## Extracted data entries
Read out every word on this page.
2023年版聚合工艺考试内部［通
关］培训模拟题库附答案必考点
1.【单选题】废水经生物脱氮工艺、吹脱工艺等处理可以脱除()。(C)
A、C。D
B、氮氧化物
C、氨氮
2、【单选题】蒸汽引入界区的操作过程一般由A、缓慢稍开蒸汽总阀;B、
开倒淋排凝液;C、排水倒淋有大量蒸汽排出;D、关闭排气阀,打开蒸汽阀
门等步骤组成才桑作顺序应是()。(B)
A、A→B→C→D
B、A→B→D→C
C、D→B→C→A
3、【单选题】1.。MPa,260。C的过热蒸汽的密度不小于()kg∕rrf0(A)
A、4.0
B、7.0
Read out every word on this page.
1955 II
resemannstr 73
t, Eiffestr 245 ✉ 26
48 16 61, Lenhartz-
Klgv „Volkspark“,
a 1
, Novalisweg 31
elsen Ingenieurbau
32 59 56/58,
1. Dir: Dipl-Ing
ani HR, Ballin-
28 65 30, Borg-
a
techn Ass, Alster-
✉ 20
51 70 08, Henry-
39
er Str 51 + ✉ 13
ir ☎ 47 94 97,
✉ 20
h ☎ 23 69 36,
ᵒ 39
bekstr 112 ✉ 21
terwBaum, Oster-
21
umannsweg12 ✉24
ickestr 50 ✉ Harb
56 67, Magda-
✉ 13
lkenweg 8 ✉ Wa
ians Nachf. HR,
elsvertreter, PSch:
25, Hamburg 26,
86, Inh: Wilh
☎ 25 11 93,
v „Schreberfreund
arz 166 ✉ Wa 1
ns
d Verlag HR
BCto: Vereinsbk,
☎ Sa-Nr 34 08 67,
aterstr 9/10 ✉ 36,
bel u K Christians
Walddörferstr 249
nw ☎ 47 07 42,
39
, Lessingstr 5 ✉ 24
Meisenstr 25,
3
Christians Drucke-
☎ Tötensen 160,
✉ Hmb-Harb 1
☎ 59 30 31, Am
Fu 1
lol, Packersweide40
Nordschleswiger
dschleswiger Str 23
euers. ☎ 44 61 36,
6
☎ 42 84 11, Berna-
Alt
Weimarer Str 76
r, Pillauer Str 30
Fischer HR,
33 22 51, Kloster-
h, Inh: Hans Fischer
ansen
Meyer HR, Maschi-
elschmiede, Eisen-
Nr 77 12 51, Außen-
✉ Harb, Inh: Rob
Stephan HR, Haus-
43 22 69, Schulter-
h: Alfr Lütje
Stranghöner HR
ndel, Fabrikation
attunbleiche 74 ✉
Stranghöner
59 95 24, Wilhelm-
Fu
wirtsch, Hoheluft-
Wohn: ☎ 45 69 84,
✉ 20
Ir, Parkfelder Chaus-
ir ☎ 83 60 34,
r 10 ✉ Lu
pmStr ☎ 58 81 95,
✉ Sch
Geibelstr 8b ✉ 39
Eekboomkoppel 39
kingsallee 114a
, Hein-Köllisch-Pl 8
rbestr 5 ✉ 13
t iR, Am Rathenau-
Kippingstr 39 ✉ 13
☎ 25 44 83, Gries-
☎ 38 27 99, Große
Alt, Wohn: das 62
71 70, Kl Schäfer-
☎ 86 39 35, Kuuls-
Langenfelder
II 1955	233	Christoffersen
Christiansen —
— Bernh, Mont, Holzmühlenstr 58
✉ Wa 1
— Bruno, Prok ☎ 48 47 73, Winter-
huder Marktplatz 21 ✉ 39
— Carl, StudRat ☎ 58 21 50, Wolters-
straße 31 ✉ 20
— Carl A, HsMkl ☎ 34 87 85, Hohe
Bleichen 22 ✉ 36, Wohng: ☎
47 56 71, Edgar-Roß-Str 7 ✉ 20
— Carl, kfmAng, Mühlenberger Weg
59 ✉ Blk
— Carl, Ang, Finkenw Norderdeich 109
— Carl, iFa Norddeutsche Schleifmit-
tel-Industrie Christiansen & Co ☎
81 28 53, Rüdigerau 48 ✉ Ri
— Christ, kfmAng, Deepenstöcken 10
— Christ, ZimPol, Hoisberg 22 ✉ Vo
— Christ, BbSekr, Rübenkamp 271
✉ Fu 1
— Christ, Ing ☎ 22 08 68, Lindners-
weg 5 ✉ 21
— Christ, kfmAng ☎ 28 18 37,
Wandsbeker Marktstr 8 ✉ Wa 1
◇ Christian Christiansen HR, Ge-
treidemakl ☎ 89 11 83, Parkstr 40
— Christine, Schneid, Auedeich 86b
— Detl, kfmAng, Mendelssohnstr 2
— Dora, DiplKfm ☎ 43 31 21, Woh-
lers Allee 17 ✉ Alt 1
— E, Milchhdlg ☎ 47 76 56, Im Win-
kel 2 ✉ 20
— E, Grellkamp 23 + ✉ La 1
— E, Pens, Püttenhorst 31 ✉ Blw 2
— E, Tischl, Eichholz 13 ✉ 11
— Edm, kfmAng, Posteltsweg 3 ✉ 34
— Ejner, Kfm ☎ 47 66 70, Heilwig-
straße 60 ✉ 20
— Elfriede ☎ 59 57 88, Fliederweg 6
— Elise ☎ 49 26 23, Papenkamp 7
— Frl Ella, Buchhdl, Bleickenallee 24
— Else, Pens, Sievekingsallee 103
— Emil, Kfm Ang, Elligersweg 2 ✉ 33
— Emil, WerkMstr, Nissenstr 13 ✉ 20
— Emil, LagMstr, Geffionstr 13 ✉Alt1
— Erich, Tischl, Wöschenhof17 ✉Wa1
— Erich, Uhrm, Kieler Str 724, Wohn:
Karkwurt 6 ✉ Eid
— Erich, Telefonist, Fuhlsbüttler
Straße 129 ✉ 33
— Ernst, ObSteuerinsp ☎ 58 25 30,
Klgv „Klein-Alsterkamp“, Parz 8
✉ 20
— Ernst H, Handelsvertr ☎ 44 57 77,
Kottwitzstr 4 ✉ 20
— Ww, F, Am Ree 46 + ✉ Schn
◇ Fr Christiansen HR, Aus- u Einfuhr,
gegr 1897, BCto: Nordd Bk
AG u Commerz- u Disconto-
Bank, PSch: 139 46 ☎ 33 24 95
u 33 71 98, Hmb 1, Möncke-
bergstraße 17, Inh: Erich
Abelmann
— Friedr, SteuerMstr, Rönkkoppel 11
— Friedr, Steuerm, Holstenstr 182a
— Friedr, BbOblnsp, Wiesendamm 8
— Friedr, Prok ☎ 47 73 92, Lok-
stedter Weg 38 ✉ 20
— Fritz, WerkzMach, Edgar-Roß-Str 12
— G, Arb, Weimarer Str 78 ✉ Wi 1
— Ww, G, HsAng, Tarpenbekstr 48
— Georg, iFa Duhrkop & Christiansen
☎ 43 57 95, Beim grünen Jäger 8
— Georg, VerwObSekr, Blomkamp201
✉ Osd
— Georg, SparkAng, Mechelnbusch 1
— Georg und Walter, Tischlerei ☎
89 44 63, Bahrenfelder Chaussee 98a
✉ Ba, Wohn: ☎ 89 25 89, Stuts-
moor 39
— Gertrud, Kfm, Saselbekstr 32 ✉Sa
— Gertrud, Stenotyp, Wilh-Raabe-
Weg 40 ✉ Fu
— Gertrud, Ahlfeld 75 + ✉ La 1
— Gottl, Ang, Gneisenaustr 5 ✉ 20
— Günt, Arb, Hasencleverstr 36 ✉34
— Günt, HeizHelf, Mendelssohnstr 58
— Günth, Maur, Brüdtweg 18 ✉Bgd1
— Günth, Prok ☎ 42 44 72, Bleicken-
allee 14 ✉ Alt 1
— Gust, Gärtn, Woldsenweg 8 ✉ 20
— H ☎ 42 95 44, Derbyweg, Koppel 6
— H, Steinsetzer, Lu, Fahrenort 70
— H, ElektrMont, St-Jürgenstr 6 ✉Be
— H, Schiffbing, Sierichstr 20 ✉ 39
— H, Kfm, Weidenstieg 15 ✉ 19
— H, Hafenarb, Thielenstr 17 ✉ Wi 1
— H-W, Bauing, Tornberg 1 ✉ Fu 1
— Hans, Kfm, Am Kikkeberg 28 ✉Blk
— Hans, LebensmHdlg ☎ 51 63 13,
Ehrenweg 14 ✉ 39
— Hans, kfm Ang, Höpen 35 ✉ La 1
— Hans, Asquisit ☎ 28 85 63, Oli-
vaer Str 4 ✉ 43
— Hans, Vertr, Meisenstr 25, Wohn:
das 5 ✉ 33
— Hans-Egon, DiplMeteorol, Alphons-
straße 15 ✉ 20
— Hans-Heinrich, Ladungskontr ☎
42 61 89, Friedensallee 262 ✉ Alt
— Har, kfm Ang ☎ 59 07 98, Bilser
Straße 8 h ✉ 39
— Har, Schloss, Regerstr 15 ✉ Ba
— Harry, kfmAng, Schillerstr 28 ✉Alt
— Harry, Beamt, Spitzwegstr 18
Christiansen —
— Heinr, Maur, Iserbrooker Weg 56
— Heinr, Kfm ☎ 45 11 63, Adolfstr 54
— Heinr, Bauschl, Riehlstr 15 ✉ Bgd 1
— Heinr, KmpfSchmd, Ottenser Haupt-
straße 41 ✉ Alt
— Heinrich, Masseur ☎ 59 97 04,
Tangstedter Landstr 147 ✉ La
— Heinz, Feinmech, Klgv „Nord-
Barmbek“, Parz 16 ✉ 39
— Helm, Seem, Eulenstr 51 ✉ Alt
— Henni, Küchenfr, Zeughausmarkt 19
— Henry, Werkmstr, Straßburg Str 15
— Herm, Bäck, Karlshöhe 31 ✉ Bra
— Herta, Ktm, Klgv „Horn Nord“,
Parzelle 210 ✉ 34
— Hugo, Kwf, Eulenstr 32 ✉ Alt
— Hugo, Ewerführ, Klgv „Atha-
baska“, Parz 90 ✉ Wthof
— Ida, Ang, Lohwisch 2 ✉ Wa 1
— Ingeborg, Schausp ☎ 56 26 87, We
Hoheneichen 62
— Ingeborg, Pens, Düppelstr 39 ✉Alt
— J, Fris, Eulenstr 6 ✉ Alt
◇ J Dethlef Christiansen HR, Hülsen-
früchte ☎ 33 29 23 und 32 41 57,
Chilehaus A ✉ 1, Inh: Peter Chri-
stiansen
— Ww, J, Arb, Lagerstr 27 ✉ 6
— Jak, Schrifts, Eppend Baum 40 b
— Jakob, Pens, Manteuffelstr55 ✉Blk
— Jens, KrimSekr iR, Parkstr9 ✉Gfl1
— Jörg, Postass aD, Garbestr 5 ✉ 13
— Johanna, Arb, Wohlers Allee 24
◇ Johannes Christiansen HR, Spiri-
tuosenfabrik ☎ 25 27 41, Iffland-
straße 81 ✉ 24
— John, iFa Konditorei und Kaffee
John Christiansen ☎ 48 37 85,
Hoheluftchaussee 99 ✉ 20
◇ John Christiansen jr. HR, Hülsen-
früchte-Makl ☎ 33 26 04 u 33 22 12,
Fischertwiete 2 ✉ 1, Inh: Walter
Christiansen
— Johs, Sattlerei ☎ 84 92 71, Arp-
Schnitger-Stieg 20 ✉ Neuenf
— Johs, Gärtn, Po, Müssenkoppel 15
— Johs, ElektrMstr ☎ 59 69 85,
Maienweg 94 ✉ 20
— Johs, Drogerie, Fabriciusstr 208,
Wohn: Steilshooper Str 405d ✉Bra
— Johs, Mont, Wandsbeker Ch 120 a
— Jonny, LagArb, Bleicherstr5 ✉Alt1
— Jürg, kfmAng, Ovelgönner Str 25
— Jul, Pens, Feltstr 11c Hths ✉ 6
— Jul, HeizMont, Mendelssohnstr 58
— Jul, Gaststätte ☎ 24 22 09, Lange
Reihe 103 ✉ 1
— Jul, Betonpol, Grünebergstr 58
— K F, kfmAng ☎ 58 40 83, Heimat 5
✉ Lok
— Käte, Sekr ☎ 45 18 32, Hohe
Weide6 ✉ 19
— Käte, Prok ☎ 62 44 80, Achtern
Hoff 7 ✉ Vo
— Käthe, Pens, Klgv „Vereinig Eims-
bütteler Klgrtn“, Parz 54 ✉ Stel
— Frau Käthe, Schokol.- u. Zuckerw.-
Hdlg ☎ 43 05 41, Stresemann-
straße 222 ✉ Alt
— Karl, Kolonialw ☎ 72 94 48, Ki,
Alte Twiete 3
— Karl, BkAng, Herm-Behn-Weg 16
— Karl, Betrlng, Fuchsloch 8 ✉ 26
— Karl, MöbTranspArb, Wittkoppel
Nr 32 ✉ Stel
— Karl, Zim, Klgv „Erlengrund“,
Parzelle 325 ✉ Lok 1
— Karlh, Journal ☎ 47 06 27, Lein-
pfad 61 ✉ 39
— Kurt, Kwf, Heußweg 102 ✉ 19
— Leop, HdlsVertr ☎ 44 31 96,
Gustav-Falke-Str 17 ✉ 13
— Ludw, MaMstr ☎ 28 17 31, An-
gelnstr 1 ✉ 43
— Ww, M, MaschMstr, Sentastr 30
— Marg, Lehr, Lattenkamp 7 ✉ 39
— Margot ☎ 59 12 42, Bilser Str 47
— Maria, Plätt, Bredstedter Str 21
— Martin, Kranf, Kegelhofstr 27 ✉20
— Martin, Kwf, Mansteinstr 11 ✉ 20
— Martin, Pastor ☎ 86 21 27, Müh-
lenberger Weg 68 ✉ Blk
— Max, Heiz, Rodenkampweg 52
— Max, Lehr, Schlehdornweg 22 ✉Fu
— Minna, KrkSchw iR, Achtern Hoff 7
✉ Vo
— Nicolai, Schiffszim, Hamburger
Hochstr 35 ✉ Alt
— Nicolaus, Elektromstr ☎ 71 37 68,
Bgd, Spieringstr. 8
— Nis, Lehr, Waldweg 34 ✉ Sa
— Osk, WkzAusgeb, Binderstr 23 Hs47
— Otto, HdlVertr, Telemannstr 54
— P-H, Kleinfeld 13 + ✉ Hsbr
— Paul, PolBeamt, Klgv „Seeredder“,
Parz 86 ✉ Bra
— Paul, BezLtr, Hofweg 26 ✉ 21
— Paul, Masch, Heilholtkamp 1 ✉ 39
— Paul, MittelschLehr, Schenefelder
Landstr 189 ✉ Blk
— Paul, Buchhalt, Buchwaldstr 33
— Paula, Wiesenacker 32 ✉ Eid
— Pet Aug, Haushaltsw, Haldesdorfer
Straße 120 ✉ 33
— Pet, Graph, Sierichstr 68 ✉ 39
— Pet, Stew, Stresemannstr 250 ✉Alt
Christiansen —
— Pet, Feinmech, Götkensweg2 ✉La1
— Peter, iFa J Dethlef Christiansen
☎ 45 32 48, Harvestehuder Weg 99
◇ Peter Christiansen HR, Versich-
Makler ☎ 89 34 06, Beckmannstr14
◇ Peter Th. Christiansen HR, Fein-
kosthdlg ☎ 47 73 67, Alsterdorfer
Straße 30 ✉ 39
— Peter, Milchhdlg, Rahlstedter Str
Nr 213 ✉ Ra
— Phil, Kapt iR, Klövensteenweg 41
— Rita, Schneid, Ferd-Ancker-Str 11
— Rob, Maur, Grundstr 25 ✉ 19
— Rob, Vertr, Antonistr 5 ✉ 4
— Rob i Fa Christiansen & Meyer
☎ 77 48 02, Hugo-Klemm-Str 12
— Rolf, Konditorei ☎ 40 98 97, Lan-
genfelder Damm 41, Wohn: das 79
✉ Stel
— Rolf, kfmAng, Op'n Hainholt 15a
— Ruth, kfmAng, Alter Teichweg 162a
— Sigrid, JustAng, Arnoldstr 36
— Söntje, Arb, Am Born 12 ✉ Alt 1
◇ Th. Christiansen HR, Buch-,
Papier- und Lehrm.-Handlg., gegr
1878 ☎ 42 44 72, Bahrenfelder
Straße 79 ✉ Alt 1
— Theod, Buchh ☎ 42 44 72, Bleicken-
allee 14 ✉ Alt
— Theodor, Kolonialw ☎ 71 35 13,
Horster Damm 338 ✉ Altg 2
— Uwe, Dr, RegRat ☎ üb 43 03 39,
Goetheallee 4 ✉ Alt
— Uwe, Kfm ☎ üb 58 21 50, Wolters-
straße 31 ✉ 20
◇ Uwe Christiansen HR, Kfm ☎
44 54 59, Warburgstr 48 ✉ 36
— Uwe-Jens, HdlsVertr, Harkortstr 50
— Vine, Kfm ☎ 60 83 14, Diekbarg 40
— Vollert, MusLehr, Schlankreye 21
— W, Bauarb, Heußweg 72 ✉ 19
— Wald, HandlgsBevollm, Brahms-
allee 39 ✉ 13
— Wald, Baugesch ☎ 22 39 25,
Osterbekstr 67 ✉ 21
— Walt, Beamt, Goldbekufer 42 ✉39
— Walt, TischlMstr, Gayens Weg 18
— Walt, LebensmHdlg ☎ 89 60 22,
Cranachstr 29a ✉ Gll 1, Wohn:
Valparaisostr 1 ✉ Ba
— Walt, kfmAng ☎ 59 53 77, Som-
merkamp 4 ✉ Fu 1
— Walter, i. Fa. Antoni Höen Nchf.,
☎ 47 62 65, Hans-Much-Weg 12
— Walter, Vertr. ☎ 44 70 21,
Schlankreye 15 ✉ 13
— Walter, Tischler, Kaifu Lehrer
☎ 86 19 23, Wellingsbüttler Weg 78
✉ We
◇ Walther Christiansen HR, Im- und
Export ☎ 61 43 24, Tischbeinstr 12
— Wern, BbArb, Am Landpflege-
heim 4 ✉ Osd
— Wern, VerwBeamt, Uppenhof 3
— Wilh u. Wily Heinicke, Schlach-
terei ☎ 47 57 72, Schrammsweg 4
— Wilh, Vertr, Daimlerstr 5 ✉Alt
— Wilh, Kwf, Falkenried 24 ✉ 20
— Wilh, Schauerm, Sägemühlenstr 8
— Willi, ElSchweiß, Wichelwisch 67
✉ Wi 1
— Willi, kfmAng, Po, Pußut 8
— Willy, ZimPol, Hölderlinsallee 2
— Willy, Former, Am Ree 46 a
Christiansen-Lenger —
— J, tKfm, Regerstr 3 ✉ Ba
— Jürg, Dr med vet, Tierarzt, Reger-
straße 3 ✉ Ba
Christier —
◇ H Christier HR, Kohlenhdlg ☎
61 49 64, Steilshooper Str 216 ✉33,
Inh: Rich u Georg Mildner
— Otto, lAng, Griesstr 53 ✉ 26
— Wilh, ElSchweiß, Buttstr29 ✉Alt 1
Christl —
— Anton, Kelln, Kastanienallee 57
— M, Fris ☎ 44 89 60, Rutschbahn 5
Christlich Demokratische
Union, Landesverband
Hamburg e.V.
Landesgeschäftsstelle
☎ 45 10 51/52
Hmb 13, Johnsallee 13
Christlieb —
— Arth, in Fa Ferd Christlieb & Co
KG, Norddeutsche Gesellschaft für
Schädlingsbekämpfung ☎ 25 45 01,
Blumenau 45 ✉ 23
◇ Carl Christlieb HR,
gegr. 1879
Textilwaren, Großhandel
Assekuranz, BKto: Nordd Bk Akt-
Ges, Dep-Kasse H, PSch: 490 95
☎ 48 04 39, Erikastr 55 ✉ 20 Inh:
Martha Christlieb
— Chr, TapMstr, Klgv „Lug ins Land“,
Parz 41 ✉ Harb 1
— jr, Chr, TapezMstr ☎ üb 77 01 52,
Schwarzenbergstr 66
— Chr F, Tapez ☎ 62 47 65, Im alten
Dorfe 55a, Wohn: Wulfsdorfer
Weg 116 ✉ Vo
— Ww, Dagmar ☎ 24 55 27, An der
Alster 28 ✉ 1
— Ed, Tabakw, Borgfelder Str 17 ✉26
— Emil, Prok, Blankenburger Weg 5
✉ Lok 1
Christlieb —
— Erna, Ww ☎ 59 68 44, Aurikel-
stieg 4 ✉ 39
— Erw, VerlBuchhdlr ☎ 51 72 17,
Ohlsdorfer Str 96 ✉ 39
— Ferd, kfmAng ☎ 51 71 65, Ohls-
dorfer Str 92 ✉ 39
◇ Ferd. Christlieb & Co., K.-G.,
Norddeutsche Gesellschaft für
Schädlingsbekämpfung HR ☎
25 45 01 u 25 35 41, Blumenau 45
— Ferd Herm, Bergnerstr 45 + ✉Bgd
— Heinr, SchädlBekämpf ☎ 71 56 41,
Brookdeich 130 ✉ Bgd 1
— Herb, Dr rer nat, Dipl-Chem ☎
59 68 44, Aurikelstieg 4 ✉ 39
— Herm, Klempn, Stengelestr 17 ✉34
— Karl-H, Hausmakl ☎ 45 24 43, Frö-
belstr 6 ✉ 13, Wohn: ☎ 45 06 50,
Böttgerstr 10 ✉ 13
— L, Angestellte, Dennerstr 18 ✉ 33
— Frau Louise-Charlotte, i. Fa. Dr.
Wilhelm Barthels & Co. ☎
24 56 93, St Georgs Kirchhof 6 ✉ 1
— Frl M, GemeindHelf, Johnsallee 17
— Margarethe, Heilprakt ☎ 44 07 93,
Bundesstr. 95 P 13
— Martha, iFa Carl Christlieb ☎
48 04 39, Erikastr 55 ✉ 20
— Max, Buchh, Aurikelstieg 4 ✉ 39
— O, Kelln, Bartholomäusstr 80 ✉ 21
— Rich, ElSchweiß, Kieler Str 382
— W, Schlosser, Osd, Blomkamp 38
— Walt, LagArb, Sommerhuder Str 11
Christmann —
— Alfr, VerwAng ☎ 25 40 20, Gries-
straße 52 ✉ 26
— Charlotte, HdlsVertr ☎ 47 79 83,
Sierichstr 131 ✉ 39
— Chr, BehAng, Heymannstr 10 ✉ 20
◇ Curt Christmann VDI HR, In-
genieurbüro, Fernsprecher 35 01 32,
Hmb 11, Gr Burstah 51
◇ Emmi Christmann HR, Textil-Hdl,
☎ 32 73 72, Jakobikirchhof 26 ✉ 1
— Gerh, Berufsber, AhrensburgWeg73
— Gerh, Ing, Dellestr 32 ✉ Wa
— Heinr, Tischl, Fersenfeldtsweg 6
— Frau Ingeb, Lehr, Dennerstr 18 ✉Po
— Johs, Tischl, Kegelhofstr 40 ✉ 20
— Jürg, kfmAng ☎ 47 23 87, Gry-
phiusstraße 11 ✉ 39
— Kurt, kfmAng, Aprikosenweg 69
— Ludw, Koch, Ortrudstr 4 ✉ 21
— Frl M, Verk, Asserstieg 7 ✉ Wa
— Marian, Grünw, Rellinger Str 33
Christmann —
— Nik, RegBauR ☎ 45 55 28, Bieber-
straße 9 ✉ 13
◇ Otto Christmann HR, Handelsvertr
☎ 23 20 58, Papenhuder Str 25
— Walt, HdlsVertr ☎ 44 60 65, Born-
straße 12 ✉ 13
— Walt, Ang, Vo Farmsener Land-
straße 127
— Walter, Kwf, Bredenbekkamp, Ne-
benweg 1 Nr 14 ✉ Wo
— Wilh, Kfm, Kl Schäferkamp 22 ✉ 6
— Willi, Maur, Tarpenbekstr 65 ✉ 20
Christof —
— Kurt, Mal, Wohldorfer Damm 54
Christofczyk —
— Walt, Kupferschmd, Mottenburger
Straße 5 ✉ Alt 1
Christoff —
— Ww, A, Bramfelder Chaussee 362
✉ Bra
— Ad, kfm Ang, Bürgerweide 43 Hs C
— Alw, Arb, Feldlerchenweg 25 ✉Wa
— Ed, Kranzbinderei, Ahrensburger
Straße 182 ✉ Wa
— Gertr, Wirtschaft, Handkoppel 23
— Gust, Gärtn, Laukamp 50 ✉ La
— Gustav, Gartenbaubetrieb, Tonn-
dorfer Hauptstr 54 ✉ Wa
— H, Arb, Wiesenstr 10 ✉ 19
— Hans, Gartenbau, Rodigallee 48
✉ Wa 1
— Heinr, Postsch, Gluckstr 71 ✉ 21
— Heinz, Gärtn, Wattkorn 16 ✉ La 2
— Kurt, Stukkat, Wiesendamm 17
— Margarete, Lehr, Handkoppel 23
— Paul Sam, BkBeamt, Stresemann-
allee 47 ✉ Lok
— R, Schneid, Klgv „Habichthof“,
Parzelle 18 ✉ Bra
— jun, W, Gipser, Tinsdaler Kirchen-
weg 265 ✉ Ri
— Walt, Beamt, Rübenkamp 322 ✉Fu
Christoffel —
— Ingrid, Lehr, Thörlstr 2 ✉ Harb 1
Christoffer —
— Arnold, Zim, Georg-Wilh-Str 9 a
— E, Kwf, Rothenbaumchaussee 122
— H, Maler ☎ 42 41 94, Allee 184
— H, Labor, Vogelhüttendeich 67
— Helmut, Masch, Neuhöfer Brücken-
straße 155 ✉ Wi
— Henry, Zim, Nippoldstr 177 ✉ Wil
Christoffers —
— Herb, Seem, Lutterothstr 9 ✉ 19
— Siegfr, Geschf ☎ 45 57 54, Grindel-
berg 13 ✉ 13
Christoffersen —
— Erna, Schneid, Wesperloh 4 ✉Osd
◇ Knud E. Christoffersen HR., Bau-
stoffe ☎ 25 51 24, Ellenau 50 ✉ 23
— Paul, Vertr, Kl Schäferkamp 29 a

## TASK DESCRIPTION
Filter the data for the string "Emil" and copy every line that has it.

## PROBLEM SOLUTION
— Emil, Kfm Ang, Elligersweg 2 ✉ 33
— Emil, WerkMstr, Nissenstr 13 ✉ 20
— Emil, LagMstr, Geffionstr 13 ✉Alt1
— Emil, Prok, Blankenburger Weg 5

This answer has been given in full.